### Work required:
Reprint every entry, character for character.

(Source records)
##############################
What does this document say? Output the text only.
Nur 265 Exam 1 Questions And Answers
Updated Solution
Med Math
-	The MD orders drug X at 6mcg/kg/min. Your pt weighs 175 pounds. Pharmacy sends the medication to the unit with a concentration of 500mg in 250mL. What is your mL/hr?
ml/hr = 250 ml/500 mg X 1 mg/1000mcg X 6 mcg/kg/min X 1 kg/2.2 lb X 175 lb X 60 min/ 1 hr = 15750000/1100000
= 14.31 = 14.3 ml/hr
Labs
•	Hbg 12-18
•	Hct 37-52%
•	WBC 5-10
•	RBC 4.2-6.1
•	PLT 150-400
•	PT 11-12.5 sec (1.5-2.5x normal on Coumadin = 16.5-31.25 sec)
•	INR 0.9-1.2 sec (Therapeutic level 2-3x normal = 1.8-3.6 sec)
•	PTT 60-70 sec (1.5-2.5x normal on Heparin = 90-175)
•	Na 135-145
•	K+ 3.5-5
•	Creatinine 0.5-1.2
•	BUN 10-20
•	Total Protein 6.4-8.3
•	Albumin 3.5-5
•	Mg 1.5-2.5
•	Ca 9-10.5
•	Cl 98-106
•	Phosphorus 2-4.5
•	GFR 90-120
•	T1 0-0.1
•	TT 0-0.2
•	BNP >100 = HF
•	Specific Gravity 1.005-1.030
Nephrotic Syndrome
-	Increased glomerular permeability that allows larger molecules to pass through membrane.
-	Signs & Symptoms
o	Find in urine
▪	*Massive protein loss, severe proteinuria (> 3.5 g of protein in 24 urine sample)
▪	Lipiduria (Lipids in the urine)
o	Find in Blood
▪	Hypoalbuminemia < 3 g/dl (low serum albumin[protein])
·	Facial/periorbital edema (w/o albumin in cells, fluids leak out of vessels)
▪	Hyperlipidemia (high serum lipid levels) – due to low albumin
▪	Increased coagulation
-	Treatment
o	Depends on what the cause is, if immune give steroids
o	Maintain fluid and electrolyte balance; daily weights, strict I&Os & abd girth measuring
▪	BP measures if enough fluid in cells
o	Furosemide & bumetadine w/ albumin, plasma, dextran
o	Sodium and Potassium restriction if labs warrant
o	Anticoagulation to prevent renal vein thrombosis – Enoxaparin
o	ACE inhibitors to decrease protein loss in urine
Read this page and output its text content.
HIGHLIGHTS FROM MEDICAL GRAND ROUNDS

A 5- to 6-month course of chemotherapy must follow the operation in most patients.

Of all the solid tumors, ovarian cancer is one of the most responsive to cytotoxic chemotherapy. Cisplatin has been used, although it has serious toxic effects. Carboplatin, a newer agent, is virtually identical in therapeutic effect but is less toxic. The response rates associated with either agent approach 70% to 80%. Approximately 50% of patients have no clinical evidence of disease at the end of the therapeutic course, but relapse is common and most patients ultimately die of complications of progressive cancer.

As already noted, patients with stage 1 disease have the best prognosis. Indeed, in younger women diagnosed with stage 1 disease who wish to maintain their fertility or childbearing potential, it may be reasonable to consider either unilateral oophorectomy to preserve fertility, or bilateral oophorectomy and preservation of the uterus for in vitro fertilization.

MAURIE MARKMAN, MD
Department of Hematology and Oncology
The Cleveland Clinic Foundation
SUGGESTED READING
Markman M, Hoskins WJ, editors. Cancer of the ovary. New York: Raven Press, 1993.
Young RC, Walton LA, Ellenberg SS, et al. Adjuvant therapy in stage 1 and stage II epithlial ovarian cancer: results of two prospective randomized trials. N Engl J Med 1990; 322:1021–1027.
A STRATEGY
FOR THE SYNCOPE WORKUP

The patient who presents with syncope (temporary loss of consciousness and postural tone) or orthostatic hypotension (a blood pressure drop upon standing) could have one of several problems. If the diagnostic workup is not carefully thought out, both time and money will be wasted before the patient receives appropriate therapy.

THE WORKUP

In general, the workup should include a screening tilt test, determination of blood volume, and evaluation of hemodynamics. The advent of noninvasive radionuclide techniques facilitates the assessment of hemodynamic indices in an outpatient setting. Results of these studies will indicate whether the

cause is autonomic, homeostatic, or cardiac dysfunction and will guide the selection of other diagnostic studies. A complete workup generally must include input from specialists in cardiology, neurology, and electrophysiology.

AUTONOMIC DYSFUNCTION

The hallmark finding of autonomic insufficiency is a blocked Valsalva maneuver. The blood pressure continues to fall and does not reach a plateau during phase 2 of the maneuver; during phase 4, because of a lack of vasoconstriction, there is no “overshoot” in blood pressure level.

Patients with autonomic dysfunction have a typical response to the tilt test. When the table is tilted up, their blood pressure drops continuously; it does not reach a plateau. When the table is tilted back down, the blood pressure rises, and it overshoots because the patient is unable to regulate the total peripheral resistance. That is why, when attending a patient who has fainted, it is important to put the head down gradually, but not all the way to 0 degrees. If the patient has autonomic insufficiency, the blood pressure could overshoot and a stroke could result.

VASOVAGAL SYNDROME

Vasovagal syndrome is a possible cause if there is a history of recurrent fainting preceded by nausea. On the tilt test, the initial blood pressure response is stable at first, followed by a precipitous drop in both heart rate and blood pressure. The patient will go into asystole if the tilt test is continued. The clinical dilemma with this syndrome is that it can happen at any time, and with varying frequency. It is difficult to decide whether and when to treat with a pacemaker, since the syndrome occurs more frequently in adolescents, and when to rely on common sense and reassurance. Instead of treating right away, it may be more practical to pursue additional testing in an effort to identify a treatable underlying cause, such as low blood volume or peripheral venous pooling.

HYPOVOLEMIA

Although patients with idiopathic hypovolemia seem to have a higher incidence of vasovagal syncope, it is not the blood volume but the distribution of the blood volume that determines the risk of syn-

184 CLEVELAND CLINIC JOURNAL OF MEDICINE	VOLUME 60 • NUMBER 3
##############################
### Response to the task:
What does this document say? Output the text only.
Nur 265 Exam 1 Questions And Answers
Updated Solution
Med Math
-	The MD orders drug X at 6mcg/kg/min. Your pt weighs 175 pounds. Pharmacy sends the medication to the unit with a concentration of 500mg in 250mL. What is your mL/hr?
ml/hr = 250 ml/500 mg X 1 mg/1000mcg X 6 mcg/kg/min X 1 kg/2.2 lb X 175 lb X 60 min/ 1 hr = 15750000/1100000
= 14.31 = 14.3 ml/hr
Labs
•	Hbg 12-18
•	Hct 37-52%
•	WBC 5-10
•	RBC 4.2-6.1
•	PLT 150-400
•	PT 11-12.5 sec (1.5-2.5x normal on Coumadin = 16.5-31.25 sec)
•	INR 0.9-1.2 sec (Therapeutic level 2-3x normal = 1.8-3.6 sec)
•	PTT 60-70 sec (1.5-2.5x normal on Heparin = 90-175)
•	Na 135-145
•	K+ 3.5-5
•	Creatinine 0.5-1.2
•	BUN 10-20
•	Total Protein 6.4-8.3
•	Albumin 3.5-5
•	Mg 1.5-2.5
•	Ca 9-10.5
•	Cl 98-106
•	Phosphorus 2-4.5
•	GFR 90-120
•	T1 0-0.1
•	TT 0-0.2
•	BNP >100 = HF
•	Specific Gravity 1.005-1.030
Nephrotic Syndrome
-	Increased glomerular permeability that allows larger molecules to pass through membrane.
-	Signs & Symptoms
o	Find in urine
▪	*Massive protein loss, severe proteinuria (> 3.5 g of protein in 24 urine sample)
▪	Lipiduria (Lipids in the urine)
o	Find in Blood
▪	Hypoalbuminemia < 3 g/dl (low serum albumin[protein])
·	Facial/periorbital edema (w/o albumin in cells, fluids leak out of vessels)
▪	Hyperlipidemia (high serum lipid levels) – due to low albumin
▪	Increased coagulation
-	Treatment
o	Depends on what the cause is, if immune give steroids
o	Maintain fluid and electrolyte balance; daily weights, strict I&Os & abd girth measuring
▪	BP measures if enough fluid in cells
o	Furosemide & bumetadine w/ albumin, plasma, dextran
o	Sodium and Potassium restriction if labs warrant
o	Anticoagulation to prevent renal vein thrombosis – Enoxaparin
o	ACE inhibitors to decrease protein loss in urine
Read this page and output its text content.
HIGHLIGHTS FROM MEDICAL GRAND ROUNDS

A 5- to 6-month course of chemotherapy must follow the operation in most patients.

Of all the solid tumors, ovarian cancer is one of the most responsive to cytotoxic chemotherapy. Cisplatin has been used, although it has serious toxic effects. Carboplatin, a newer agent, is virtually identical in therapeutic effect but is less toxic. The response rates associated with either agent approach 70% to 80%. Approximately 50% of patients have no clinical evidence of disease at the end of the therapeutic course, but relapse is common and most patients ultimately die of complications of progressive cancer.

As already noted, patients with stage 1 disease have the best prognosis. Indeed, in younger women diagnosed with stage 1 disease who wish to maintain their fertility or childbearing potential, it may be reasonable to consider either unilateral oophorectomy to preserve fertility, or bilateral oophorectomy and preservation of the uterus for in vitro fertilization.

MAURIE MARKMAN, MD
Department of Hematology and Oncology
The Cleveland Clinic Foundation
SUGGESTED READING
Markman M, Hoskins WJ, editors. Cancer of the ovary. New York: Raven Press, 1993.
Young RC, Walton LA, Ellenberg SS, et al. Adjuvant therapy in stage 1 and stage II epithlial ovarian cancer: results of two prospective randomized trials. N Engl J Med 1990; 322:1021–1027.
A STRATEGY
FOR THE SYNCOPE WORKUP

The patient who presents with syncope (temporary loss of consciousness and postural tone) or orthostatic hypotension (a blood pressure drop upon standing) could have one of several problems. If the diagnostic workup is not carefully thought out, both time and money will be wasted before the patient receives appropriate therapy.

THE WORKUP

In general, the workup should include a screening tilt test, determination of blood volume, and evaluation of hemodynamics. The advent of noninvasive radionuclide techniques facilitates the assessment of hemodynamic indices in an outpatient setting. Results of these studies will indicate whether the

cause is autonomic, homeostatic, or cardiac dysfunction and will guide the selection of other diagnostic studies. A complete workup generally must include input from specialists in cardiology, neurology, and electrophysiology.

AUTONOMIC DYSFUNCTION

The hallmark finding of autonomic insufficiency is a blocked Valsalva maneuver. The blood pressure continues to fall and does not reach a plateau during phase 2 of the maneuver; during phase 4, because of a lack of vasoconstriction, there is no “overshoot” in blood pressure level.

Patients with autonomic dysfunction have a typical response to the tilt test. When the table is tilted up, their blood pressure drops continuously; it does not reach a plateau. When the table is tilted back down, the blood pressure rises, and it overshoots because the patient is unable to regulate the total peripheral resistance. That is why, when attending a patient who has fainted, it is important to put the head down gradually, but not all the way to 0 degrees. If the patient has autonomic insufficiency, the blood pressure could overshoot and a stroke could result.

VASOVAGAL SYNDROME

Vasovagal syndrome is a possible cause if there is a history of recurrent fainting preceded by nausea. On the tilt test, the initial blood pressure response is stable at first, followed by a precipitous drop in both heart rate and blood pressure. The patient will go into asystole if the tilt test is continued. The clinical dilemma with this syndrome is that it can happen at any time, and with varying frequency. It is difficult to decide whether and when to treat with a pacemaker, since the syndrome occurs more frequently in adolescents, and when to rely on common sense and reassurance. Instead of treating right away, it may be more practical to pursue additional testing in an effort to identify a treatable underlying cause, such as low blood volume or peripheral venous pooling.

HYPOVOLEMIA

Although patients with idiopathic hypovolemia seem to have a higher incidence of vasovagal syncope, it is not the blood volume but the distribution of the blood volume that determines the risk of syn-

184 CLEVELAND CLINIC JOURNAL OF MEDICINE	VOLUME 60 • NUMBER 3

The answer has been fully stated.